▸ DATA FOR PROCESSING:

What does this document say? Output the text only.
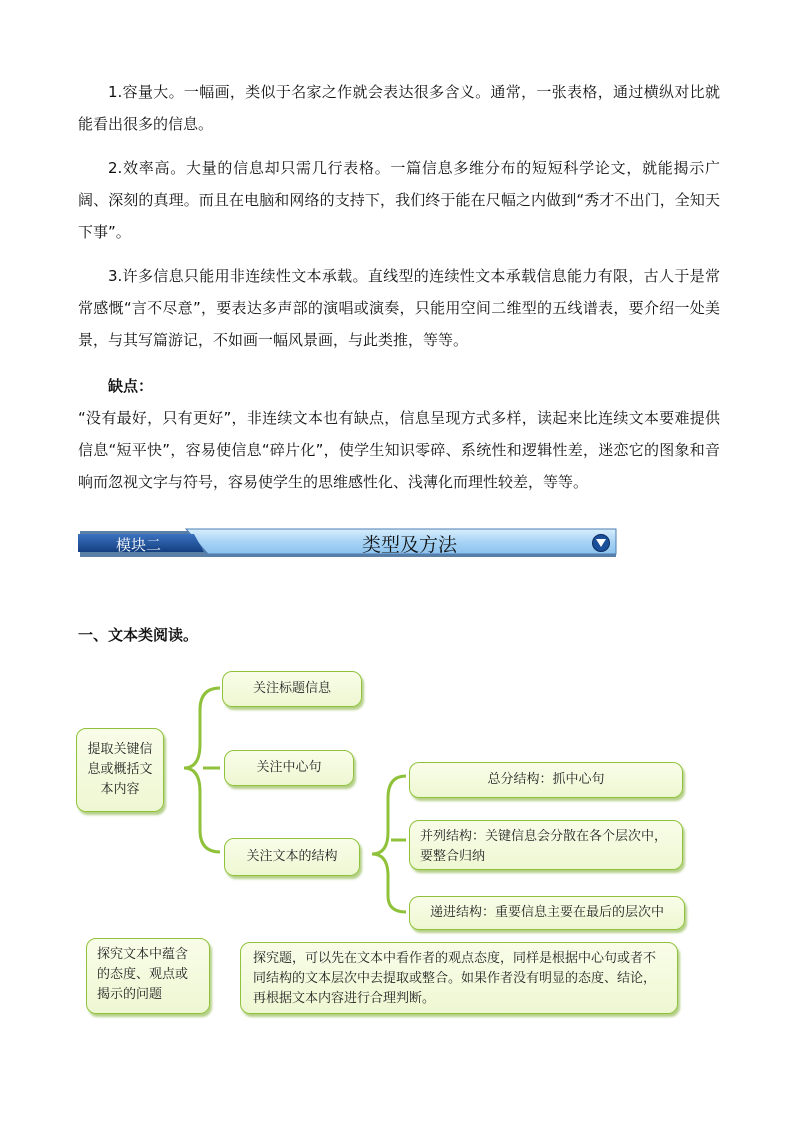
1.容量大。一幅画，类似于名家之作就会表达很多含义。通常，一张表格，通过横纵对比就能看出很多的信息。

2.效率高。大量的信息却只需几行表格。一篇信息多维分布的短短科学论文，就能揭示广阔、深刻的真理。而且在电脑和网络的支持下，我们终于能在尺幅之内做到“秀才不出门，全知天下事”。

3.许多信息只能用非连续性文本承载。直线型的连续性文本承载信息能力有限，古人于是常常感慨“言不尽意”，要表达多声部的演唱或演奏，只能用空间二维型的五线谱表，要介绍一处美景，与其写篇游记，不如画一幅风景画，与此类推，等等。

缺点：

“没有最好，只有更好”，非连续文本也有缺点，信息呈现方式多样，读起来比连续文本要难提供信息“短平快”，容易使信息“碎片化”，使学生知识零碎、系统性和逻辑性差，迷恋它的图象和音响而忽视文字与符号，容易使学生的思维感性化、浅薄化而理性较差，等等。

模块二	类型及方法
一、文本类阅读。
提取关键信息或概括文本内容
关注标题信息
关注中心句
关注文本的结构
总分结构：抓中心句
并列结构：关键信息会分散在各个层次中，要整合归纳
递进结构：重要信息主要在最后的层次中
探究文本中蕴含的态度、观点或揭示的问题
探究题，可以先在文本中看作者的观点态度，同样是根据中心句或者不同结构的文本层次中去提取或整合。如果作者没有明显的态度、结论，再根据文本内容进行合理判断。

▸ TASK INSTRUCTIONS:
Quote every entry exactly, with the pictures omitted.

▸ ANSWER TO THIS TASK:
What does this document say? Output the text only.
1.容量大。一幅画，类似于名家之作就会表达很多含义。通常，一张表格，通过横纵对比就能看出很多的信息。

2.效率高。大量的信息却只需几行表格。一篇信息多维分布的短短科学论文，就能揭示广阔、深刻的真理。而且在电脑和网络的支持下，我们终于能在尺幅之内做到“秀才不出门，全知天下事”。

3.许多信息只能用非连续性文本承载。直线型的连续性文本承载信息能力有限，古人于是常常感慨“言不尽意”，要表达多声部的演唱或演奏，只能用空间二维型的五线谱表，要介绍一处美景，与其写篇游记，不如画一幅风景画，与此类推，等等。

缺点：

“没有最好，只有更好”，非连续文本也有缺点，信息呈现方式多样，读起来比连续文本要难提供信息“短平快”，容易使信息“碎片化”，使学生知识零碎、系统性和逻辑性差，迷恋它的图象和音响而忽视文字与符号，容易使学生的思维感性化、浅薄化而理性较差，等等。

模块二	类型及方法
一、文本类阅读。
提取关键信息或概括文本内容
关注标题信息
关注中心句
关注文本的结构
总分结构：抓中心句
并列结构：关键信息会分散在各个层次中，要整合归纳
递进结构：重要信息主要在最后的层次中
探究文本中蕴含的态度、观点或揭示的问题
探究题，可以先在文本中看作者的观点态度，同样是根据中心句或者不同结构的文本层次中去提取或整合。如果作者没有明显的态度、结论，再根据文本内容进行合理判断。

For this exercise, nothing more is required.